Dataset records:
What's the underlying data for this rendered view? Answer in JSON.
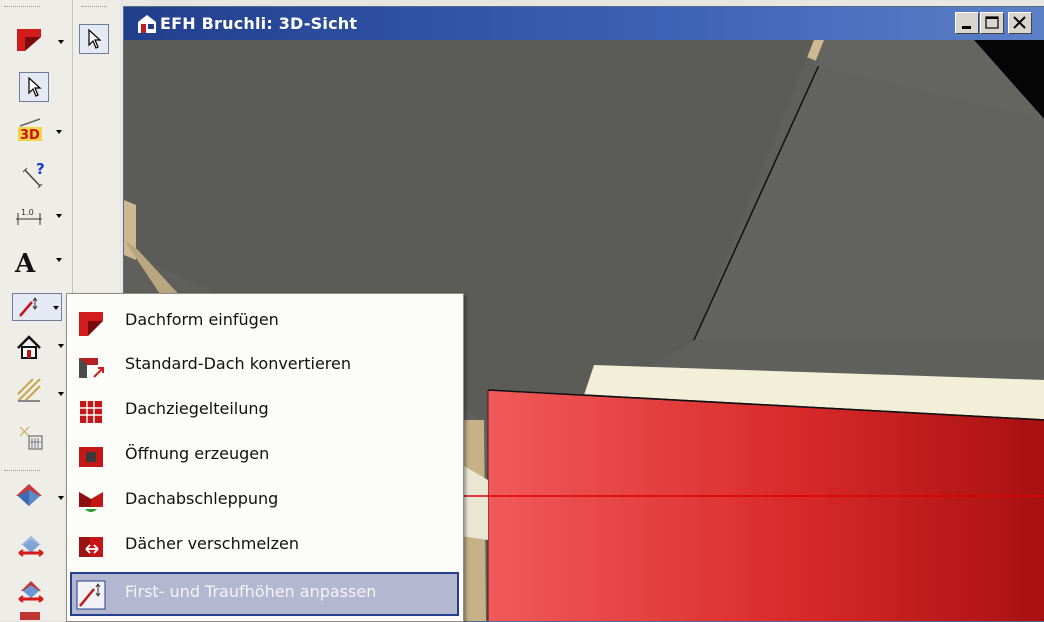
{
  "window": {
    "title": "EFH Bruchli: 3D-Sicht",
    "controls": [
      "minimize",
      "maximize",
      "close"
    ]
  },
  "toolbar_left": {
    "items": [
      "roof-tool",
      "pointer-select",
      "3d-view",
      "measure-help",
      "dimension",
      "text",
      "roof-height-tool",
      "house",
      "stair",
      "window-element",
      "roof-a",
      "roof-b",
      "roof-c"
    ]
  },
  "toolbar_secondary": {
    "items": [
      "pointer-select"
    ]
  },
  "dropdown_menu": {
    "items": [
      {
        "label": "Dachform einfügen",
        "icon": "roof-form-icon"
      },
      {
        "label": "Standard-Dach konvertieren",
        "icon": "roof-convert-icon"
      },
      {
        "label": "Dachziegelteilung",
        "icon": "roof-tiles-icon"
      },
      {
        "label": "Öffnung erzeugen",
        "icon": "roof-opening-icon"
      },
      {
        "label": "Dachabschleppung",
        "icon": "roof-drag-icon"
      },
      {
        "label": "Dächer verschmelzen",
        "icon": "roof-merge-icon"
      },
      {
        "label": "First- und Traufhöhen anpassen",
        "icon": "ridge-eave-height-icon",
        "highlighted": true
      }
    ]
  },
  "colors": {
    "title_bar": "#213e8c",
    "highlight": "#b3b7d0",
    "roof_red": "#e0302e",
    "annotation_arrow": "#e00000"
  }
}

[TASK OBJECTIVE]
Extract the text of all the records above verbatim, excluding pictures.

[TASK ANSWER]
What's the underlying data for this rendered view? Answer in JSON.
{
  "window": {
    "title": "EFH Bruchli: 3D-Sicht",
    "controls": [
      "minimize",
      "maximize",
      "close"
    ]
  },
  "toolbar_left": {
    "items": [
      "roof-tool",
      "pointer-select",
      "3d-view",
      "measure-help",
      "dimension",
      "text",
      "roof-height-tool",
      "house",
      "stair",
      "window-element",
      "roof-a",
      "roof-b",
      "roof-c"
    ]
  },
  "toolbar_secondary": {
    "items": [
      "pointer-select"
    ]
  },
  "dropdown_menu": {
    "items": [
      {
        "label": "Dachform einfügen",
        "icon": "roof-form-icon"
      },
      {
        "label": "Standard-Dach konvertieren",
        "icon": "roof-convert-icon"
      },
      {
        "label": "Dachziegelteilung",
        "icon": "roof-tiles-icon"
      },
      {
        "label": "Öffnung erzeugen",
        "icon": "roof-opening-icon"
      },
      {
        "label": "Dachabschleppung",
        "icon": "roof-drag-icon"
      },
      {
        "label": "Dächer verschmelzen",
        "icon": "roof-merge-icon"
      },
      {
        "label": "First- und Traufhöhen anpassen",
        "icon": "ridge-eave-height-icon",
        "highlighted": true
      }
    ]
  },
  "colors": {
    "title_bar": "#213e8c",
    "highlight": "#b3b7d0",
    "roof_red": "#e0302e",
    "annotation_arrow": "#e00000"
  }
}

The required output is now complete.